Return the material word for word. Do not include the pictures.

____

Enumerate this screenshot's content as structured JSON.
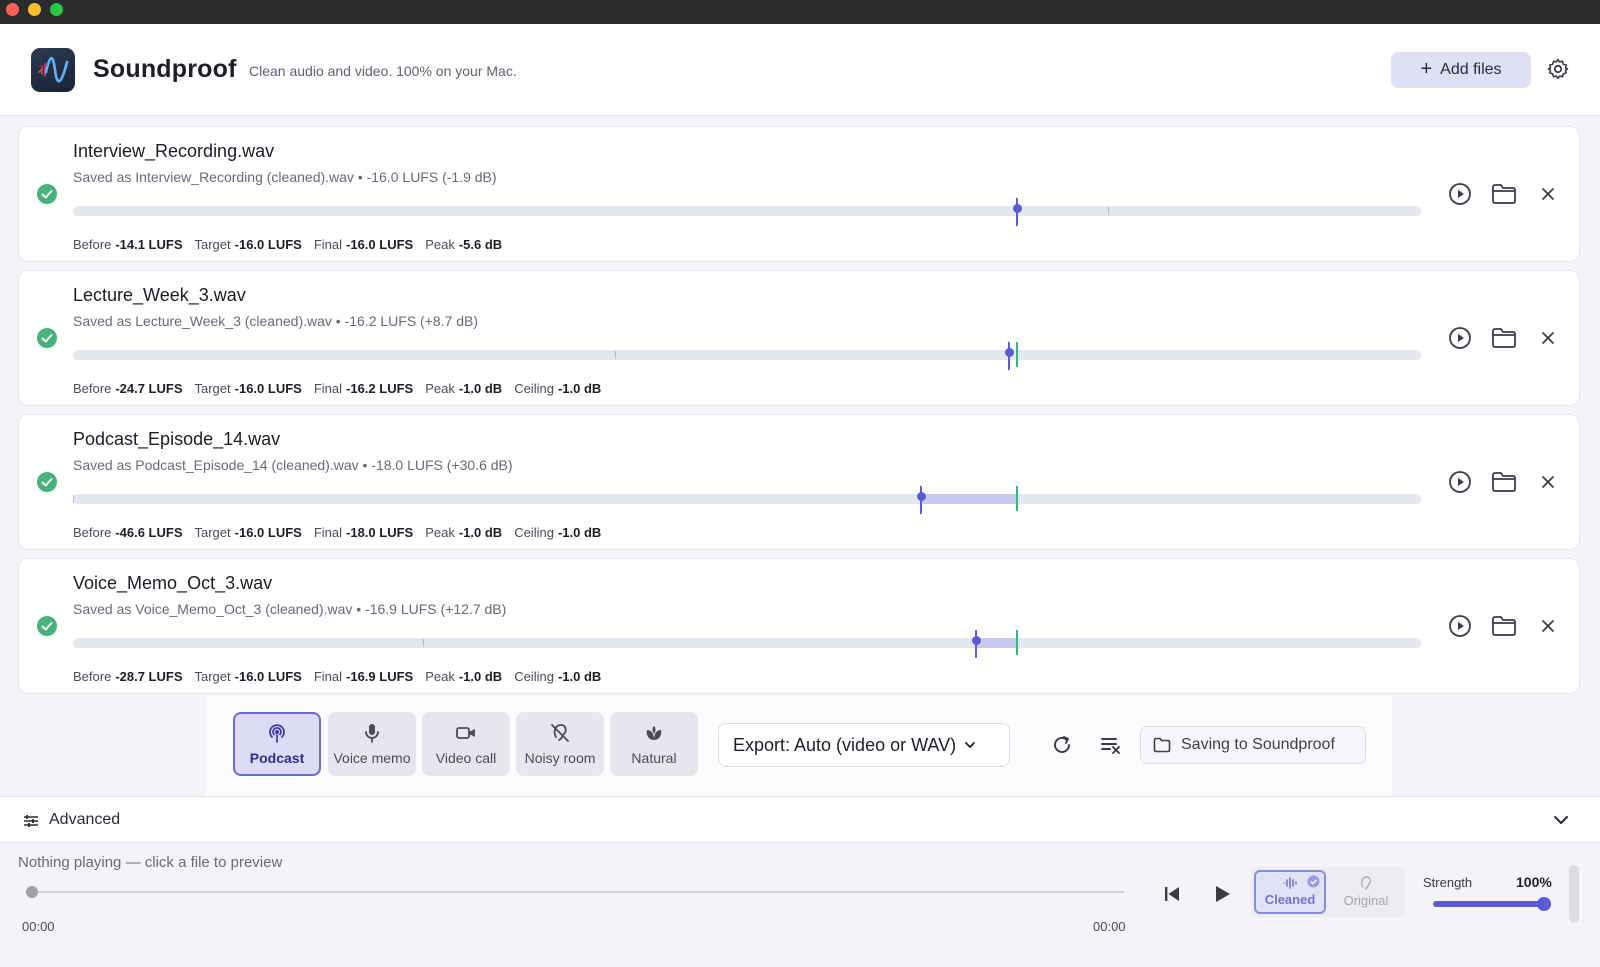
{
  "app": {
    "title": "Soundproof",
    "tagline": "Clean audio and video. 100% on your Mac.",
    "add_files_label": "Add files",
    "accent_color": "#5b5bd6",
    "success_color": "#45b37a"
  },
  "files": [
    {
      "name": "Interview_Recording.wav",
      "saved": "Saved as Interview_Recording (cleaned).wav • -16.0 LUFS (-1.9 dB)",
      "stats": [
        {
          "label": "Before",
          "value": "-14.1 LUFS"
        },
        {
          "label": "Target",
          "value": "-16.0 LUFS"
        },
        {
          "label": "Final",
          "value": "-16.0 LUFS"
        },
        {
          "label": "Peak",
          "value": "-5.6 dB"
        }
      ]
    },
    {
      "name": "Lecture_Week_3.wav",
      "saved": "Saved as Lecture_Week_3 (cleaned).wav • -16.2 LUFS (+8.7 dB)",
      "stats": [
        {
          "label": "Before",
          "value": "-24.7 LUFS"
        },
        {
          "label": "Target",
          "value": "-16.0 LUFS"
        },
        {
          "label": "Final",
          "value": "-16.2 LUFS"
        },
        {
          "label": "Peak",
          "value": "-1.0 dB"
        },
        {
          "label": "Ceiling",
          "value": "-1.0 dB"
        }
      ]
    },
    {
      "name": "Podcast_Episode_14.wav",
      "saved": "Saved as Podcast_Episode_14 (cleaned).wav • -18.0 LUFS (+30.6 dB)",
      "stats": [
        {
          "label": "Before",
          "value": "-46.6 LUFS"
        },
        {
          "label": "Target",
          "value": "-16.0 LUFS"
        },
        {
          "label": "Final",
          "value": "-18.0 LUFS"
        },
        {
          "label": "Peak",
          "value": "-1.0 dB"
        },
        {
          "label": "Ceiling",
          "value": "-1.0 dB"
        }
      ]
    },
    {
      "name": "Voice_Memo_Oct_3.wav",
      "saved": "Saved as Voice_Memo_Oct_3 (cleaned).wav • -16.9 LUFS (+12.7 dB)",
      "stats": [
        {
          "label": "Before",
          "value": "-28.7 LUFS"
        },
        {
          "label": "Target",
          "value": "-16.0 LUFS"
        },
        {
          "label": "Final",
          "value": "-16.9 LUFS"
        },
        {
          "label": "Peak",
          "value": "-1.0 dB"
        },
        {
          "label": "Ceiling",
          "value": "-1.0 dB"
        }
      ]
    }
  ],
  "presets": [
    {
      "label": "Podcast",
      "icon": "podcast-icon",
      "active": true
    },
    {
      "label": "Voice memo",
      "icon": "microphone-icon",
      "active": false
    },
    {
      "label": "Video call",
      "icon": "video-camera-icon",
      "active": false
    },
    {
      "label": "Noisy room",
      "icon": "ear-off-icon",
      "active": false
    },
    {
      "label": "Natural",
      "icon": "leaf-icon",
      "active": false
    }
  ],
  "export_label": "Export: Auto (video or WAV)",
  "saving_label": "Saving to Soundproof",
  "advanced_label": "Advanced",
  "player": {
    "now_playing": "Nothing playing — click a file to preview",
    "time_start": "00:00",
    "time_end": "00:00",
    "cleaned_label": "Cleaned",
    "original_label": "Original",
    "strength_label": "Strength",
    "strength_value": "100%",
    "strength_level": 1.0
  }
}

____

- _Written response_:
Enumerate this screenshot's content as structured JSON.
{
  "app": {
    "title": "Soundproof",
    "tagline": "Clean audio and video. 100% on your Mac.",
    "add_files_label": "Add files",
    "accent_color": "#5b5bd6",
    "success_color": "#45b37a"
  },
  "files": [
    {
      "name": "Interview_Recording.wav",
      "saved": "Saved as Interview_Recording (cleaned).wav • -16.0 LUFS (-1.9 dB)",
      "stats": [
        {
          "label": "Before",
          "value": "-14.1 LUFS"
        },
        {
          "label": "Target",
          "value": "-16.0 LUFS"
        },
        {
          "label": "Final",
          "value": "-16.0 LUFS"
        },
        {
          "label": "Peak",
          "value": "-5.6 dB"
        }
      ]
    },
    {
      "name": "Lecture_Week_3.wav",
      "saved": "Saved as Lecture_Week_3 (cleaned).wav • -16.2 LUFS (+8.7 dB)",
      "stats": [
        {
          "label": "Before",
          "value": "-24.7 LUFS"
        },
        {
          "label": "Target",
          "value": "-16.0 LUFS"
        },
        {
          "label": "Final",
          "value": "-16.2 LUFS"
        },
        {
          "label": "Peak",
          "value": "-1.0 dB"
        },
        {
          "label": "Ceiling",
          "value": "-1.0 dB"
        }
      ]
    },
    {
      "name": "Podcast_Episode_14.wav",
      "saved": "Saved as Podcast_Episode_14 (cleaned).wav • -18.0 LUFS (+30.6 dB)",
      "stats": [
        {
          "label": "Before",
          "value": "-46.6 LUFS"
        },
        {
          "label": "Target",
          "value": "-16.0 LUFS"
        },
        {
          "label": "Final",
          "value": "-18.0 LUFS"
        },
        {
          "label": "Peak",
          "value": "-1.0 dB"
        },
        {
          "label": "Ceiling",
          "value": "-1.0 dB"
        }
      ]
    },
    {
      "name": "Voice_Memo_Oct_3.wav",
      "saved": "Saved as Voice_Memo_Oct_3 (cleaned).wav • -16.9 LUFS (+12.7 dB)",
      "stats": [
        {
          "label": "Before",
          "value": "-28.7 LUFS"
        },
        {
          "label": "Target",
          "value": "-16.0 LUFS"
        },
        {
          "label": "Final",
          "value": "-16.9 LUFS"
        },
        {
          "label": "Peak",
          "value": "-1.0 dB"
        },
        {
          "label": "Ceiling",
          "value": "-1.0 dB"
        }
      ]
    }
  ],
  "presets": [
    {
      "label": "Podcast",
      "icon": "podcast-icon",
      "active": true
    },
    {
      "label": "Voice memo",
      "icon": "microphone-icon",
      "active": false
    },
    {
      "label": "Video call",
      "icon": "video-camera-icon",
      "active": false
    },
    {
      "label": "Noisy room",
      "icon": "ear-off-icon",
      "active": false
    },
    {
      "label": "Natural",
      "icon": "leaf-icon",
      "active": false
    }
  ],
  "export_label": "Export: Auto (video or WAV)",
  "saving_label": "Saving to Soundproof",
  "advanced_label": "Advanced",
  "player": {
    "now_playing": "Nothing playing — click a file to preview",
    "time_start": "00:00",
    "time_end": "00:00",
    "cleaned_label": "Cleaned",
    "original_label": "Original",
    "strength_label": "Strength",
    "strength_value": "100%",
    "strength_level": 1.0
  }
}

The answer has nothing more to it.